(Dataset items)

* begin *

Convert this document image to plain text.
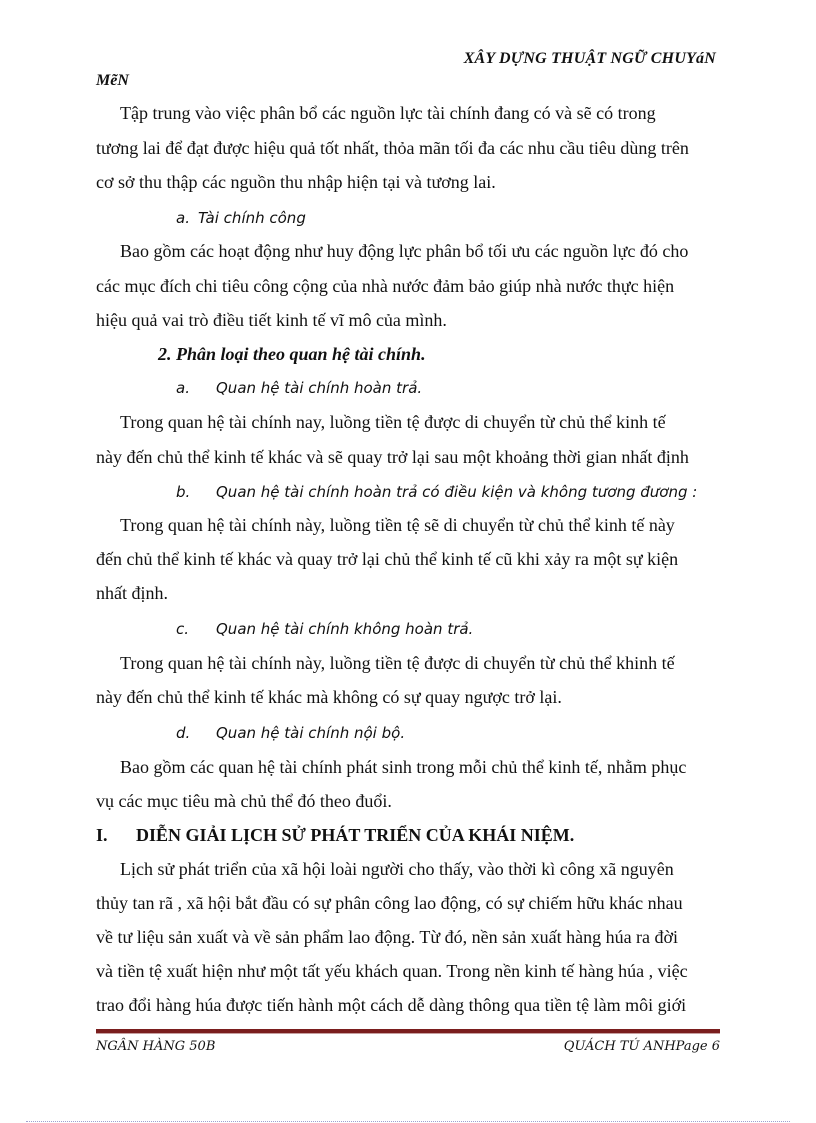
XÂY DỰNG THUẬT NGỮ CHUYáN
MẽN
Tập trung vào việc phân bổ các nguồn lực tài chính đang có và sẽ có trong
tương lai để đạt được hiệu quả tốt nhất, thỏa mãn tối đa các nhu cầu tiêu dùng trên
cơ sở thu thập các nguồn thu nhập hiện tại và tương lai.
a. Tài chính công
Bao gồm các hoạt động như huy động lực phân bổ tối ưu các nguồn lực đó cho
các mục đích chi tiêu công cộng của nhà nước đảm bảo giúp nhà nước thực hiện
hiệu quả vai trò điều tiết kinh tế vĩ mô của mình.
2. Phân loại theo quan hệ tài chính.
a. Quan hệ tài chính hoàn trả.
Trong quan hệ tài chính nay, luồng tiền tệ được di chuyển từ chủ thể kinh tế
này đến chủ thể kinh tế khác và sẽ quay trở lại sau một khoảng thời gian nhất định
b. Quan hệ tài chính hoàn trả có điều kiện và không tương đương :
Trong quan hệ tài chính này, luồng tiền tệ sẽ di chuyển từ chủ thể kinh tế này
đến chủ thể kinh tế khác và quay trở lại chủ thể kinh tế cũ khi xảy ra một sự kiện
nhất định.
c. Quan hệ tài chính không hoàn trả.
Trong quan hệ tài chính này, luồng tiền tệ được di chuyển từ chủ thể khinh tế
này đến chủ thể kinh tế khác mà không có sự quay ngược trở lại.
d. Quan hệ tài chính nội bộ.
Bao gồm các quan hệ tài chính phát sinh trong mỗi chủ thể kinh tế, nhằm phục
vụ các mục tiêu mà chủ thể đó theo đuổi.
I. DIỄN GIẢI LỊCH SỬ PHÁT TRIỂN CỦA KHÁI NIỆM.
Lịch sử phát triển của xã hội loài người cho thấy, vào thời kì công xã nguyên
thủy tan rã , xã hội bắt đầu có sự phân công lao động, có sự chiếm hữu khác nhau
về tư liệu sản xuất và về sản phẩm lao động. Từ đó, nền sản xuất hàng húa ra đời
và tiền tệ xuất hiện như một tất yếu khách quan. Trong nền kinh tế hàng húa , việc
trao đổi hàng húa được tiến hành một cách dễ dàng thông qua tiền tệ làm môi giới
NGÂN HÀNG 50B	QUÁCH TÚ ANHPage 6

* end *

SET PROBLEM: Lines containing the string "động" should be counted; reply with their number and nothing more.

PROBLEM SOLUTION: 3